## YOUR GOAL
Copy every line from the data below in which the string "Output" can be found.

## PROVIDED RECORDS
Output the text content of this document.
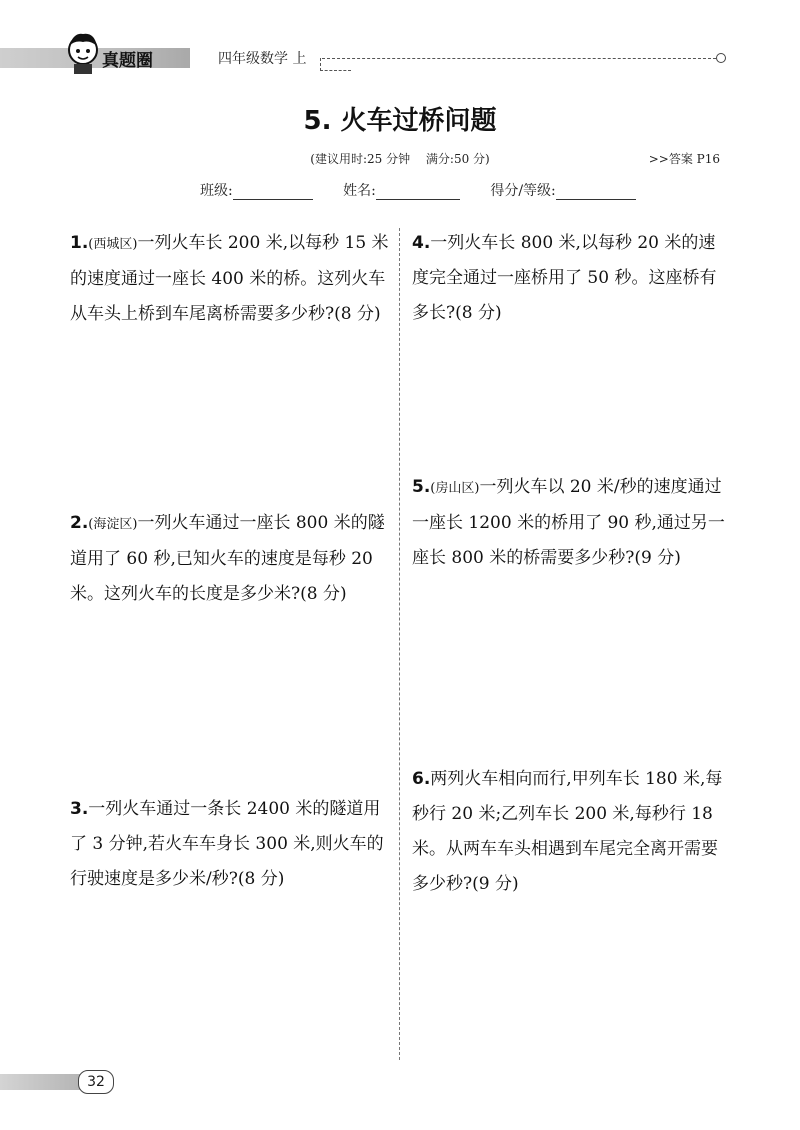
真题圈	四年级数学 上
5. 火车过桥问题
(建议用时:25 分钟 满分:50 分)	>>答案 P16
班级:	姓名:	得分/等级:
1.(西城区)一列火车长 200 米,以每秒 15 米的速度通过一座长 400 米的桥。这列火车从车头上桥到车尾离桥需要多少秒?(8 分)
2.(海淀区)一列火车通过一座长 800 米的隧道用了 60 秒,已知火车的速度是每秒 20 米。这列火车的长度是多少米?(8 分)
3.一列火车通过一条长 2400 米的隧道用了 3 分钟,若火车车身长 300 米,则火车的行驶速度是多少米/秒?(8 分)
4.一列火车长 800 米,以每秒 20 米的速度完全通过一座桥用了 50 秒。这座桥有多长?(8 分)
5.(房山区)一列火车以 20 米/秒的速度通过一座长 1200 米的桥用了 90 秒,通过另一座长 800 米的桥需要多少秒?(9 分)
6.两列火车相向而行,甲列车长 180 米,每秒行 20 米;乙列车长 200 米,每秒行 18 米。从两车车头相遇到车尾完全离开需要多少秒?(9 分)
32
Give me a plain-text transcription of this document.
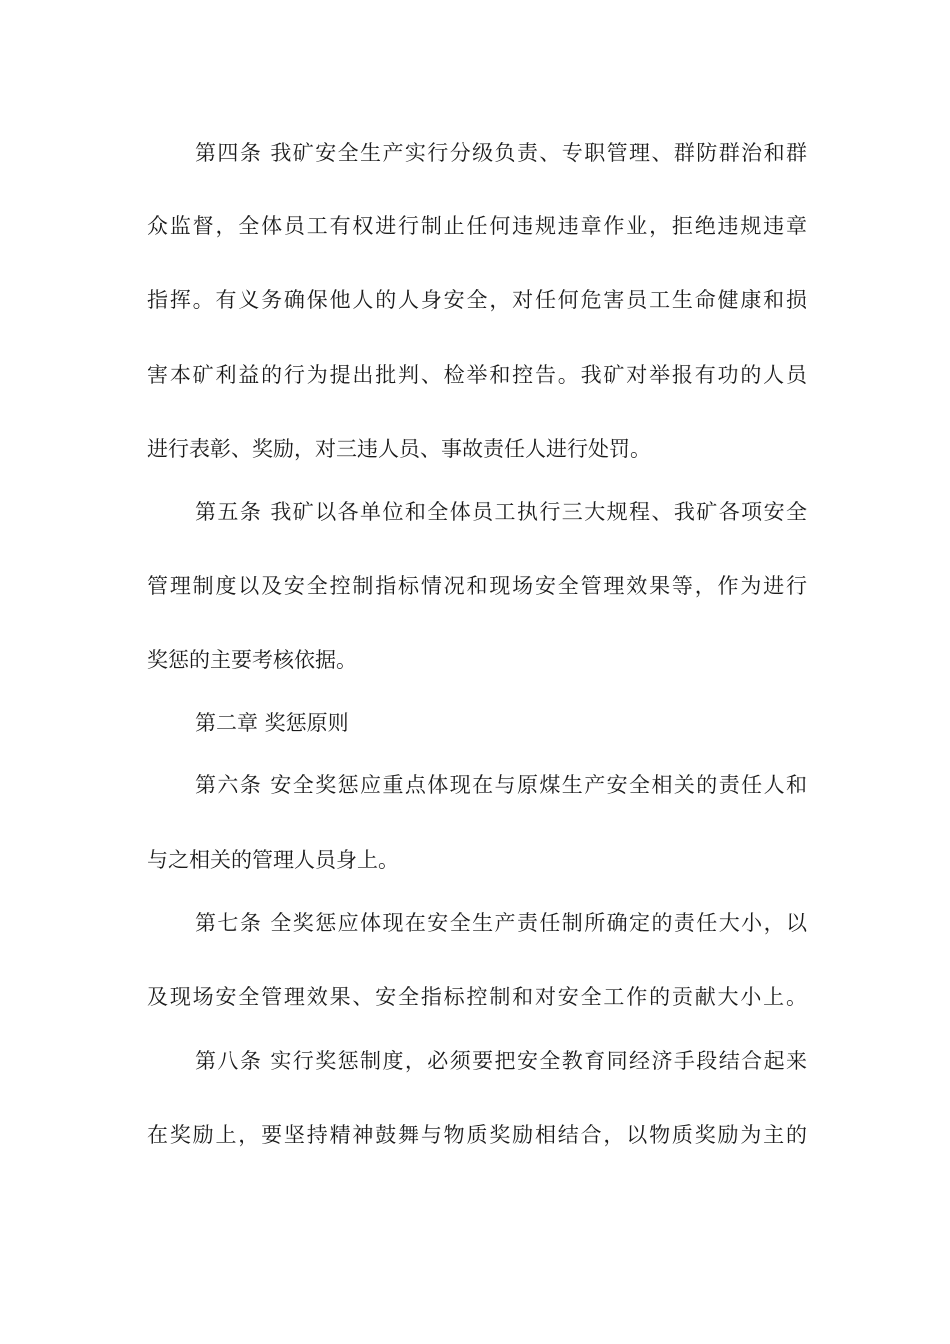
第四条 我矿安全生产实行分级负责、专职管理、群防群治和群
众监督，全体员工有权进行制止任何违规违章作业，拒绝违规违章
指挥。有义务确保他人的人身安全，对任何危害员工生命健康和损
害本矿利益的行为提出批判、检举和控告。我矿对举报有功的人员
进行表彰、奖励，对三违人员、事故责任人进行处罚。
第五条 我矿以各单位和全体员工执行三大规程、我矿各项安全
管理制度以及安全控制指标情况和现场安全管理效果等，作为进行
奖惩的主要考核依据。
第二章 奖惩原则
第六条 安全奖惩应重点体现在与原煤生产安全相关的责任人和
与之相关的管理人员身上。
第七条 全奖惩应体现在安全生产责任制所确定的责任大小，以
及现场安全管理效果、安全指标控制和对安全工作的贡献大小上。
第八条 实行奖惩制度，必须要把安全教育同经济手段结合起来
在奖励上，要坚持精神鼓舞与物质奖励相结合，以物质奖励为主的
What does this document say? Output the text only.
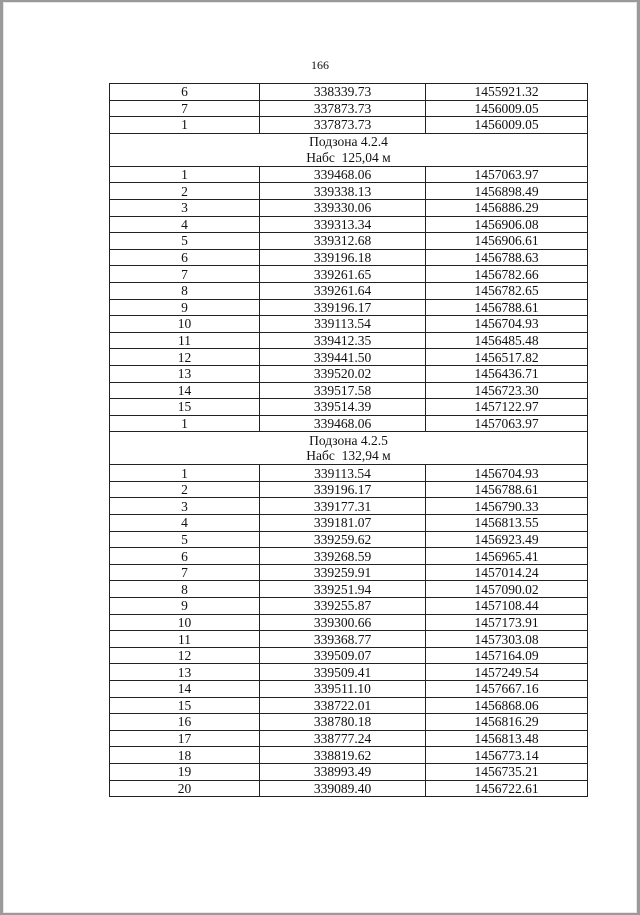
166
6	338339.73	1455921.32
7	337873.73	1456009.05
1	337873.73	1456009.05

Подзона 4.2.4
Набс  125,04 м		

1	339468.06	1457063.97
2	339338.13	1456898.49
3	339330.06	1456886.29
4	339313.34	1456906.08
5	339312.68	1456906.61
6	339196.18	1456788.63
7	339261.65	1456782.66
8	339261.64	1456782.65
9	339196.17	1456788.61
10	339113.54	1456704.93
11	339412.35	1456485.48
12	339441.50	1456517.82
13	339520.02	1456436.71
14	339517.58	1456723.30
15	339514.39	1457122.97
1	339468.06	1457063.97

Подзона 4.2.5
Набс  132,94 м		

1	339113.54	1456704.93
2	339196.17	1456788.61
3	339177.31	1456790.33
4	339181.07	1456813.55
5	339259.62	1456923.49
6	339268.59	1456965.41
7	339259.91	1457014.24
8	339251.94	1457090.02
9	339255.87	1457108.44
10	339300.66	1457173.91
11	339368.77	1457303.08
12	339509.07	1457164.09
13	339509.41	1457249.54
14	339511.10	1457667.16
15	338722.01	1456868.06
16	338780.18	1456816.29
17	338777.24	1456813.48
18	338819.62	1456773.14
19	338993.49	1456735.21
20	339089.40	1456722.61
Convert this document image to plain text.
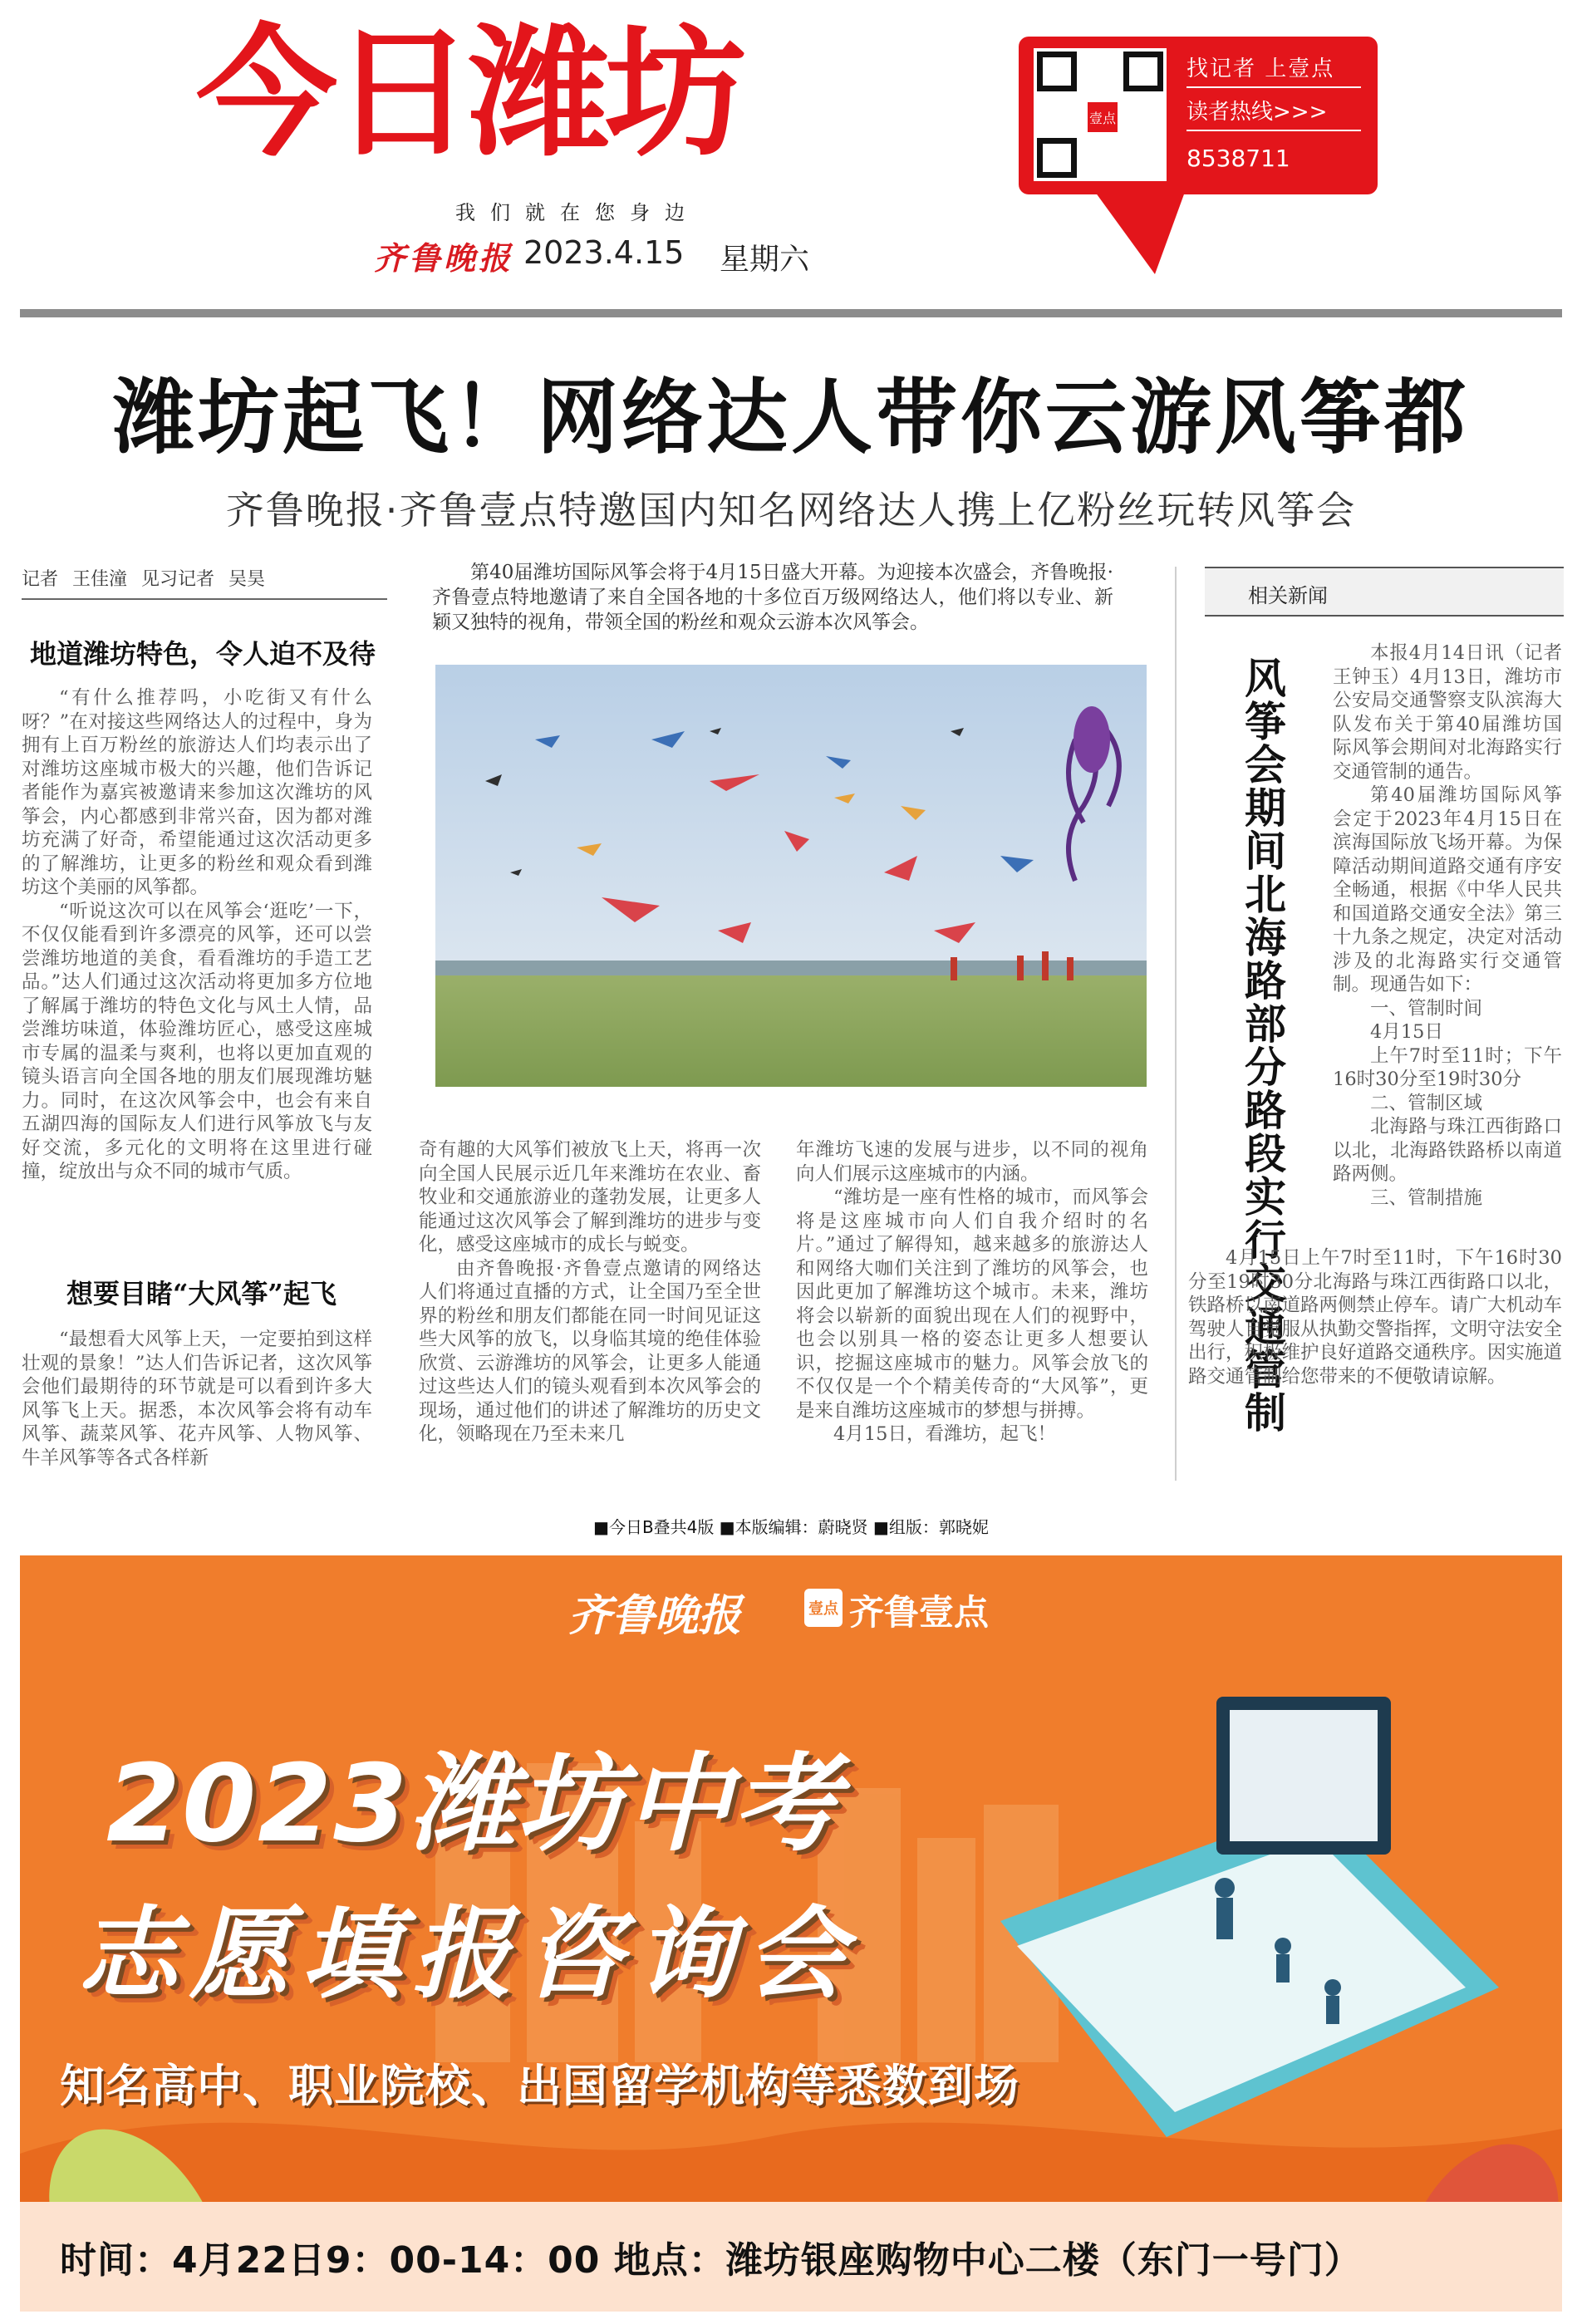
今日潍坊
我们就在您身边
齐鲁晚报 2023.4.15 星期六
壹点
找记者 上壹点
读者热线>>>
8538711
潍坊起飞！网络达人带你云游风筝都
齐鲁晚报·齐鲁壹点特邀国内知名网络达人携上亿粉丝玩转风筝会
记者 王佳潼 见习记者 吴昊
地道潍坊特色，令人迫不及待

“有什么推荐吗，小吃街又有什么呀？”在对接这些网络达人的过程中，身为拥有上百万粉丝的旅游达人们均表示出了对潍坊这座城市极大的兴趣，他们告诉记者能作为嘉宾被邀请来参加这次潍坊的风筝会，内心都感到非常兴奋，因为都对潍坊充满了好奇，希望能通过这次活动更多的了解潍坊，让更多的粉丝和观众看到潍坊这个美丽的风筝都。

“听说这次可以在风筝会‘逛吃’一下，不仅仅能看到许多漂亮的风筝，还可以尝尝潍坊地道的美食，看看潍坊的手造工艺品。”达人们通过这次活动将更加多方位地了解属于潍坊的特色文化与风土人情，品尝潍坊味道，体验潍坊匠心，感受这座城市专属的温柔与爽利，也将以更加直观的镜头语言向全国各地的朋友们展现潍坊魅力。同时，在这次风筝会中，也会有来自五湖四海的国际友人们进行风筝放飞与友好交流，多元化的文明将在这里进行碰撞，绽放出与众不同的城市气质。

想要目睹“大风筝”起飞

“最想看大风筝上天，一定要拍到这样壮观的景象！”达人们告诉记者，这次风筝会他们最期待的环节就是可以看到许多大风筝飞上天。据悉，本次风筝会将有动车风筝、蔬菜风筝、花卉风筝、人物风筝、牛羊风筝等各式各样新

第40届潍坊国际风筝会将于4月15日盛大开幕。为迎接本次盛会，齐鲁晚报·齐鲁壹点特地邀请了来自全国各地的十多位百万级网络达人，他们将以专业、新颖又独特的视角，带领全国的粉丝和观众云游本次风筝会。

奇有趣的大风筝们被放飞上天，将再一次向全国人民展示近几年来潍坊在农业、畜牧业和交通旅游业的蓬勃发展，让更多人能通过这次风筝会了解到潍坊的进步与变化，感受这座城市的成长与蜕变。

由齐鲁晚报·齐鲁壹点邀请的网络达人们将通过直播的方式，让全国乃至全世界的粉丝和朋友们都能在同一时间见证这些大风筝的放飞，以身临其境的绝佳体验欣赏、云游潍坊的风筝会，让更多人能通过这些达人们的镜头观看到本次风筝会的现场，通过他们的讲述了解潍坊的历史文化，领略现在乃至未来几

年潍坊飞速的发展与进步，以不同的视角向人们展示这座城市的内涵。

“潍坊是一座有性格的城市，而风筝会将是这座城市向人们自我介绍时的名片。”通过了解得知，越来越多的旅游达人和网络大咖们关注到了潍坊的风筝会，也因此更加了解潍坊这个城市。未来，潍坊将会以崭新的面貌出现在人们的视野中，也会以别具一格的姿态让更多人想要认识，挖掘这座城市的魅力。风筝会放飞的不仅仅是一个个精美传奇的“大风筝”，更是来自潍坊这座城市的梦想与拼搏。

4月15日，看潍坊，起飞！

相关新闻
风筝会期间北海路部分路段实行交通管制

本报4月14日讯（记者 王钟玉）4月13日，潍坊市公安局交通警察支队滨海大队发布关于第40届潍坊国际风筝会期间对北海路实行交通管制的通告。

第40届潍坊国际风筝会定于2023年4月15日在滨海国际放飞场开幕。为保障活动期间道路交通有序安全畅通，根据《中华人民共和国道路交通安全法》第三十九条之规定，决定对活动涉及的北海路实行交通管制。现通告如下：

一、管制时间

4月15日

上午7时至11时；下午16时30分至19时30分

二、管制区域

北海路与珠江西街路口以北，北海路铁路桥以南道路两侧。

三、管制措施

4月15日上午7时至11时，下午16时30分至19时30分北海路与珠江西街路口以北，铁路桥以南道路两侧禁止停车。请广大机动车驾驶人自觉服从执勤交警指挥，文明守法安全出行，积极维护良好道路交通秩序。因实施道路交通管制给您带来的不便敬请谅解。

■今日B叠共4版 ■本版编辑：蔚晓贤 ■组版：郭晓妮
齐鲁晚报	壹点 齐鲁壹点
2023潍坊中考
志愿填报咨询会
知名高中、职业院校、出国留学机构等悉数到场
时间：4月22日9：00-14：00 地点：潍坊银座购物中心二楼（东门一号门）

## SOLVED PROBLEM
Output the text content of this document.
What does this document say? Output the text only.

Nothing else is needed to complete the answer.